> _Problem to solve_:
Please reproduce the following lines word for word, leaving out the pictures.

> _Supplied records_:

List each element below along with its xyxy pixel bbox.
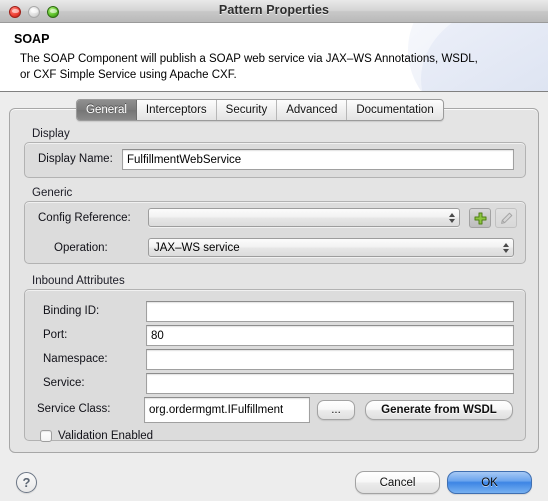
validation-enabled-checkbox[interactable] [40,430,52,442]
operation-combo[interactable]: JAX–WS service [148,238,514,257]
pencil-icon [500,212,512,224]
port-input[interactable]: 80 [146,325,514,346]
window-title: Pattern Properties [218,3,330,17]
operation-stepper-icon [501,240,510,256]
browse-service-class-button[interactable]: ... [317,400,355,420]
port-label: Port: [43,329,68,341]
service-input[interactable] [146,373,514,394]
binding-id-label: Binding ID: [43,305,100,317]
namespace-input[interactable] [146,349,514,370]
operation-value: JAX–WS service [154,241,240,254]
display-name-input[interactable]: FulfillmentWebService [122,149,514,170]
config-reference-combo[interactable] [148,208,460,227]
plus-icon [474,212,486,224]
general-tab-panel: Display Display Name: FulfillmentWebServ… [9,108,539,453]
namespace-label: Namespace: [43,353,108,365]
service-class-input[interactable]: org.ordermgmt.IFulfillment [144,397,310,423]
display-name-label: Display Name: [38,153,113,165]
help-button[interactable]: ? [16,472,37,493]
display-group-label: Display [32,128,70,140]
config-reference-stepper-icon [447,210,456,226]
dialog-header: SOAP The SOAP Component will publish a S… [0,23,548,92]
add-config-button[interactable] [469,208,491,228]
tab-bar: General Interceptors Security Advanced D… [76,99,444,121]
pattern-properties-dialog: Pattern Properties SOAP The SOAP Compone… [0,0,548,501]
operation-label: Operation: [54,242,108,254]
page-title: SOAP [14,32,50,46]
validation-enabled-checkbox-row[interactable]: Validation Enabled [40,430,153,442]
binding-id-input[interactable] [146,301,514,322]
tab-security[interactable]: Security [217,100,278,120]
cancel-button[interactable]: Cancel [355,471,440,494]
validation-enabled-label: Validation Enabled [58,430,154,442]
title-bar: Pattern Properties [0,0,548,23]
generate-from-wsdl-button[interactable]: Generate from WSDL [365,400,513,420]
inbound-group-label: Inbound Attributes [32,275,125,287]
tab-documentation[interactable]: Documentation [347,100,442,120]
service-class-label: Service Class: [37,403,111,415]
generic-group-label: Generic [32,187,73,199]
edit-config-button[interactable] [495,208,517,228]
service-label: Service: [43,377,85,389]
ok-button[interactable]: OK [447,471,532,494]
tab-interceptors[interactable]: Interceptors [137,100,217,120]
tab-advanced[interactable]: Advanced [277,100,348,120]
page-description: The SOAP Component will publish a SOAP w… [20,53,478,81]
tab-general[interactable]: General [77,100,137,120]
config-reference-label: Config Reference: [38,212,131,224]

> _The output_:
List each element below along with its xyxy pixel bbox.
validation-enabled-checkbox[interactable] [40,430,52,442]
operation-combo[interactable]: JAX–WS service [148,238,514,257]
pencil-icon [500,212,512,224]
port-input[interactable]: 80 [146,325,514,346]
window-title: Pattern Properties [218,3,330,17]
operation-stepper-icon [501,240,510,256]
browse-service-class-button[interactable]: ... [317,400,355,420]
port-label: Port: [43,329,68,341]
service-input[interactable] [146,373,514,394]
binding-id-label: Binding ID: [43,305,100,317]
namespace-input[interactable] [146,349,514,370]
operation-value: JAX–WS service [154,241,240,254]
display-name-input[interactable]: FulfillmentWebService [122,149,514,170]
config-reference-combo[interactable] [148,208,460,227]
plus-icon [474,212,486,224]
general-tab-panel: Display Display Name: FulfillmentWebServ… [9,108,539,453]
namespace-label: Namespace: [43,353,108,365]
service-class-input[interactable]: org.ordermgmt.IFulfillment [144,397,310,423]
display-name-label: Display Name: [38,153,113,165]
help-button[interactable]: ? [16,472,37,493]
display-group-label: Display [32,128,70,140]
config-reference-stepper-icon [447,210,456,226]
dialog-header: SOAP The SOAP Component will publish a S… [0,23,548,92]
add-config-button[interactable] [469,208,491,228]
tab-bar: General Interceptors Security Advanced D… [76,99,444,121]
pattern-properties-dialog: Pattern Properties SOAP The SOAP Compone… [0,0,548,501]
operation-label: Operation: [54,242,108,254]
page-title: SOAP [14,32,50,46]
validation-enabled-checkbox-row[interactable]: Validation Enabled [40,430,153,442]
binding-id-input[interactable] [146,301,514,322]
tab-security[interactable]: Security [217,100,278,120]
cancel-button[interactable]: Cancel [355,471,440,494]
validation-enabled-label: Validation Enabled [58,430,154,442]
title-bar: Pattern Properties [0,0,548,23]
generate-from-wsdl-button[interactable]: Generate from WSDL [365,400,513,420]
inbound-group-label: Inbound Attributes [32,275,125,287]
tab-documentation[interactable]: Documentation [347,100,442,120]
service-class-label: Service Class: [37,403,111,415]
generic-group-label: Generic [32,187,73,199]
edit-config-button[interactable] [495,208,517,228]
service-label: Service: [43,377,85,389]
ok-button[interactable]: OK [447,471,532,494]
tab-interceptors[interactable]: Interceptors [137,100,217,120]
tab-advanced[interactable]: Advanced [277,100,348,120]
page-description: The SOAP Component will publish a SOAP w… [20,53,478,81]
tab-general[interactable]: General [77,100,137,120]
config-reference-label: Config Reference: [38,212,131,224]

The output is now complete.